╭─ Record excerpts
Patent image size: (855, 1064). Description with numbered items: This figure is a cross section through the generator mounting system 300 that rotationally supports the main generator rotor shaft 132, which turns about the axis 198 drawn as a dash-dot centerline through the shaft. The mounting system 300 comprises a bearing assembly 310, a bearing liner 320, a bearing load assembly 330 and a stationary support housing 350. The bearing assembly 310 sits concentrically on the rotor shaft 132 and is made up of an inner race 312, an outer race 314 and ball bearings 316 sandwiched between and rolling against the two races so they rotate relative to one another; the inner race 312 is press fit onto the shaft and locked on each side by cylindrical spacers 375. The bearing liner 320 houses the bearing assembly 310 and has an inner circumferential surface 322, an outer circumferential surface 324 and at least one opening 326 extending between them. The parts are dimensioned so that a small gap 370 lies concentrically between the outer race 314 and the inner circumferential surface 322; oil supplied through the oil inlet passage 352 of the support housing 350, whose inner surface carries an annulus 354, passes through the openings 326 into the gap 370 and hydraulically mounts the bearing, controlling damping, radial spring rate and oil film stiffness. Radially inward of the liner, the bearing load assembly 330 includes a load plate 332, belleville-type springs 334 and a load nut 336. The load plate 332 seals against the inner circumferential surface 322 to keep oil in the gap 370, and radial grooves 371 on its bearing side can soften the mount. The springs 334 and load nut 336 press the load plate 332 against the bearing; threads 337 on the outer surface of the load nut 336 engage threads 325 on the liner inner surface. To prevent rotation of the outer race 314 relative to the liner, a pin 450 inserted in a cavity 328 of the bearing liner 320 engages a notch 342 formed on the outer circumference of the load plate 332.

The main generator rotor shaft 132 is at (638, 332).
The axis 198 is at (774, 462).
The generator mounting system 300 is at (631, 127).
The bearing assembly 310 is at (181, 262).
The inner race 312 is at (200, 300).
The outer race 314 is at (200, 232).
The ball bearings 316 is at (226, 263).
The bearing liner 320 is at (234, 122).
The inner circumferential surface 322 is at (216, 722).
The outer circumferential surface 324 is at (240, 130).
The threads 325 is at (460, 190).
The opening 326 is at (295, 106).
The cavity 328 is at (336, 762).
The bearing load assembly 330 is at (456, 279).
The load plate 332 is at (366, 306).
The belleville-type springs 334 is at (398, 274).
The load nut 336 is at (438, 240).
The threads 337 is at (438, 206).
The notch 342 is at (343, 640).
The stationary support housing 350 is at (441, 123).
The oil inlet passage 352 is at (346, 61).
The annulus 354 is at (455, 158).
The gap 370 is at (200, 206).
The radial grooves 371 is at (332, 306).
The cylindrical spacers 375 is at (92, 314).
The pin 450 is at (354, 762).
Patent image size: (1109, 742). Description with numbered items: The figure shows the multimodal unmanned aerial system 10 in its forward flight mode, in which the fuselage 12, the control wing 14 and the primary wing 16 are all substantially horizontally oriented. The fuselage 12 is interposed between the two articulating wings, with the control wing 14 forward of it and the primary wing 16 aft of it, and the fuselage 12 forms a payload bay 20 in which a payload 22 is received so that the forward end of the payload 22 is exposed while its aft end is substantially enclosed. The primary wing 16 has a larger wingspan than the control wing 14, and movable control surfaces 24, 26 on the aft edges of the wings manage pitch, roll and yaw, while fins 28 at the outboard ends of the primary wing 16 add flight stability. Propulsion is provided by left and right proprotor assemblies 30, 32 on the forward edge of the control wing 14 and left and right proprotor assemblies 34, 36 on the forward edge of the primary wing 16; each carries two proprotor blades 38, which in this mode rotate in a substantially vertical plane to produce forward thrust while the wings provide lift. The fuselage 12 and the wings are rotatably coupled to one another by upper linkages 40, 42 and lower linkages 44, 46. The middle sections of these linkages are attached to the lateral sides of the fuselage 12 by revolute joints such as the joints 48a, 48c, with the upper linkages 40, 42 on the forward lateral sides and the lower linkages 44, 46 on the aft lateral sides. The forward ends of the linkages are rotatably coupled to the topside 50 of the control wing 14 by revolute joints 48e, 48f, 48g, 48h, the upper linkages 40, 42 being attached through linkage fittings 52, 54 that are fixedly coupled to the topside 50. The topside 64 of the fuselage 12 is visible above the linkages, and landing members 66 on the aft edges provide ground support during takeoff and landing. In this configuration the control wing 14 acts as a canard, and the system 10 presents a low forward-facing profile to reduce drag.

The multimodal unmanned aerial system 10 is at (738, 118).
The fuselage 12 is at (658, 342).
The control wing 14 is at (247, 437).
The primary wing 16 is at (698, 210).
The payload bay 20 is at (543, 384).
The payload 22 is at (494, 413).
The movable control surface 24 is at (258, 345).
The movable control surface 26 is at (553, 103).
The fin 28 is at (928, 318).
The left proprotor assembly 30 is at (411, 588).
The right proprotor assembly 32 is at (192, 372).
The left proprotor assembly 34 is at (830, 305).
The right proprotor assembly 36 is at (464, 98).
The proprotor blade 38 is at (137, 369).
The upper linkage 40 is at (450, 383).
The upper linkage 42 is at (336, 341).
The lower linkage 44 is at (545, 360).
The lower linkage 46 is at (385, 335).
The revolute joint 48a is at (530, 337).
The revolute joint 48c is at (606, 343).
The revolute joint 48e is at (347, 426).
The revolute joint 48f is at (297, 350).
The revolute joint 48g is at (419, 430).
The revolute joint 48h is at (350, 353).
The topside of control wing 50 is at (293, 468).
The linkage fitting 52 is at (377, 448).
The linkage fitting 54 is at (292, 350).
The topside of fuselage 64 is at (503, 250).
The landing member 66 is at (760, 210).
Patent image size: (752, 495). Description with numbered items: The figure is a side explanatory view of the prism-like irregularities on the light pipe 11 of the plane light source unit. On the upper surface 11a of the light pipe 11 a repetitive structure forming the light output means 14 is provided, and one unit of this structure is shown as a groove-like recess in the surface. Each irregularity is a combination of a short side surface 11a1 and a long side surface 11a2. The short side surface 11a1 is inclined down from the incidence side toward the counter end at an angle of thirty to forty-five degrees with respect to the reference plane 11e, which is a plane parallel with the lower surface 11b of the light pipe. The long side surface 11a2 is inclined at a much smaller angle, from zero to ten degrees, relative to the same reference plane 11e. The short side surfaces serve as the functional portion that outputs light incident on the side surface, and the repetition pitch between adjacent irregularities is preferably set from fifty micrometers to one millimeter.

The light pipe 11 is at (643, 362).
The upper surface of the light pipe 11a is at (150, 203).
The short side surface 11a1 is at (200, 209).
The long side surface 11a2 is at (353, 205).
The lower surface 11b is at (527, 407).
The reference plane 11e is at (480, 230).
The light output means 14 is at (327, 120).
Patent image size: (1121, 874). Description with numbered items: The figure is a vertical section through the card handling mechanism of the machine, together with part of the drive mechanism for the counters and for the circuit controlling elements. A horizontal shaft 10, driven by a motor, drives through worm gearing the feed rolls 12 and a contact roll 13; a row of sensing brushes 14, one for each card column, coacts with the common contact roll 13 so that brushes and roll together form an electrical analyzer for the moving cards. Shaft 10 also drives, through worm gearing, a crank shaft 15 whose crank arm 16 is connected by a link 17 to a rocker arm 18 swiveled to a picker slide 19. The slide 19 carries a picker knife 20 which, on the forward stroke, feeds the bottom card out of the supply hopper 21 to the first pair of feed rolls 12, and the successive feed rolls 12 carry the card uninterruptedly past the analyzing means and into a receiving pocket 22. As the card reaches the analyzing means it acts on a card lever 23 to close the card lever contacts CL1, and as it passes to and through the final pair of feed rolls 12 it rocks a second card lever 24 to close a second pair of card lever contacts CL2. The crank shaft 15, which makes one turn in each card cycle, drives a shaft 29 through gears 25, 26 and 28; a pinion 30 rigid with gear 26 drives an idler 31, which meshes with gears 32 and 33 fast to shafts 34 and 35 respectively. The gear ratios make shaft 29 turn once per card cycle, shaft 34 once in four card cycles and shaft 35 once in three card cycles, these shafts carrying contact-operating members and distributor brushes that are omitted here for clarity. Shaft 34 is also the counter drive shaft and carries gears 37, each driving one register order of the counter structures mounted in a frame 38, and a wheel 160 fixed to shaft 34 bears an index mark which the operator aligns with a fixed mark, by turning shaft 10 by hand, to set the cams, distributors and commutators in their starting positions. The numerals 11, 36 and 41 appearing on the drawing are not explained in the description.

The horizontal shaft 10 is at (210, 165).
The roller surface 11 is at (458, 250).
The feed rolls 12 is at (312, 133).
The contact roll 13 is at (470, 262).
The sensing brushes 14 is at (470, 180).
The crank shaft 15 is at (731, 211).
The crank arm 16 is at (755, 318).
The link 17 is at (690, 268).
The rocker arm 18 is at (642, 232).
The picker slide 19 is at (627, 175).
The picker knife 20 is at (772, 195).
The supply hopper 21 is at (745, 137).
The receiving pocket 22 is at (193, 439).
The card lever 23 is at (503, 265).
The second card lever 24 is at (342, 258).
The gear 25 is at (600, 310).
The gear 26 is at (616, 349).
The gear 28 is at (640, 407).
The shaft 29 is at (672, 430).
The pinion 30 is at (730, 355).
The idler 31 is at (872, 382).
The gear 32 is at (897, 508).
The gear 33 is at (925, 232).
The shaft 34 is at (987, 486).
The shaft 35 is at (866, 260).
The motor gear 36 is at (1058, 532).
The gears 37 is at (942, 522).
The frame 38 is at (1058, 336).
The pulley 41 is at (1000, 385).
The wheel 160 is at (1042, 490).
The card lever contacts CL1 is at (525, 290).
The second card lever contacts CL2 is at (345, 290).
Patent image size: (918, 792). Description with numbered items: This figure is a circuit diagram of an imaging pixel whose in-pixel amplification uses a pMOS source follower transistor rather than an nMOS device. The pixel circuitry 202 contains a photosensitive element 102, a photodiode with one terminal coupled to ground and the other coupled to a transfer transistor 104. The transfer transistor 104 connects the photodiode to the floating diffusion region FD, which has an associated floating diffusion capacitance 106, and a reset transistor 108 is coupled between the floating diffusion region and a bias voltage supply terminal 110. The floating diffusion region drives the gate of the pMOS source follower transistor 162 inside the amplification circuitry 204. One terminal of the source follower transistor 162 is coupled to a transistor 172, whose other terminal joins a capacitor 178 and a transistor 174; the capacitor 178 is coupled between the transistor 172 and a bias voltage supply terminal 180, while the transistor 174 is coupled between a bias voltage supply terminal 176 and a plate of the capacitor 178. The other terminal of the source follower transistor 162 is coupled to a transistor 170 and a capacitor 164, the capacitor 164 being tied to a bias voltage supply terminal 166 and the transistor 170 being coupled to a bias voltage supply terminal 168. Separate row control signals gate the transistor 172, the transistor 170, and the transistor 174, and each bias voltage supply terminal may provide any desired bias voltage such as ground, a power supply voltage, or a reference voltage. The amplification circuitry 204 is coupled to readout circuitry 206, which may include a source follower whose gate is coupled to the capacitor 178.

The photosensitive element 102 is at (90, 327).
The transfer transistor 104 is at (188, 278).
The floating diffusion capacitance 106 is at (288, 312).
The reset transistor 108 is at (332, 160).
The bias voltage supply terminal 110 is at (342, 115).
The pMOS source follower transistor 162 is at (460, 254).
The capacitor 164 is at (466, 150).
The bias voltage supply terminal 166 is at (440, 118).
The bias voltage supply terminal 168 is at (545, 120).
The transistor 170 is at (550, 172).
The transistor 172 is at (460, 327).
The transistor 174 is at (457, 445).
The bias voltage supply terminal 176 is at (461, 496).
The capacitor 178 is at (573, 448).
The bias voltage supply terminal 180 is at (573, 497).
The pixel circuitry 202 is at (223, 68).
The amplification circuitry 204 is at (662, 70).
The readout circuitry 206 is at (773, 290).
╰─
Task brief
Can you reproduce verbatim the stretch from the line containing "Patent image size: (752, 495)." through the line containing "The lower surface 11b is at (527, 407).", with both of those lines included?

Solution to this problem
Patent image size: (752, 495). Description with numbered items: The figure is a side explanatory view of the prism-like irregularities on the light pipe 11 of the plane light source unit. On the upper surface 11a of the light pipe 11 a repetitive structure forming the light output means 14 is provided, and one unit of this structure is shown as a groove-like recess in the surface. Each irregularity is a combination of a short side surface 11a1 and a long side surface 11a2. The short side surface 11a1 is inclined down from the incidence side toward the counter end at an angle of thirty to forty-five degrees with respect to the reference plane 11e, which is a plane parallel with the lower surface 11b of the light pipe. The long side surface 11a2 is inclined at a much smaller angle, from zero to ten degrees, relative to the same reference plane 11e. The short side surfaces serve as the functional portion that outputs light incident on the side surface, and the repetition pitch between adjacent irregularities is preferably set from fifty micrometers to one millimeter.

The light pipe 11 is at (643, 362).
The upper surface of the light pipe 11a is at (150, 203).
The short side surface 11a1 is at (200, 209).
The long side surface 11a2 is at (353, 205).
The lower surface 11b is at (527, 407).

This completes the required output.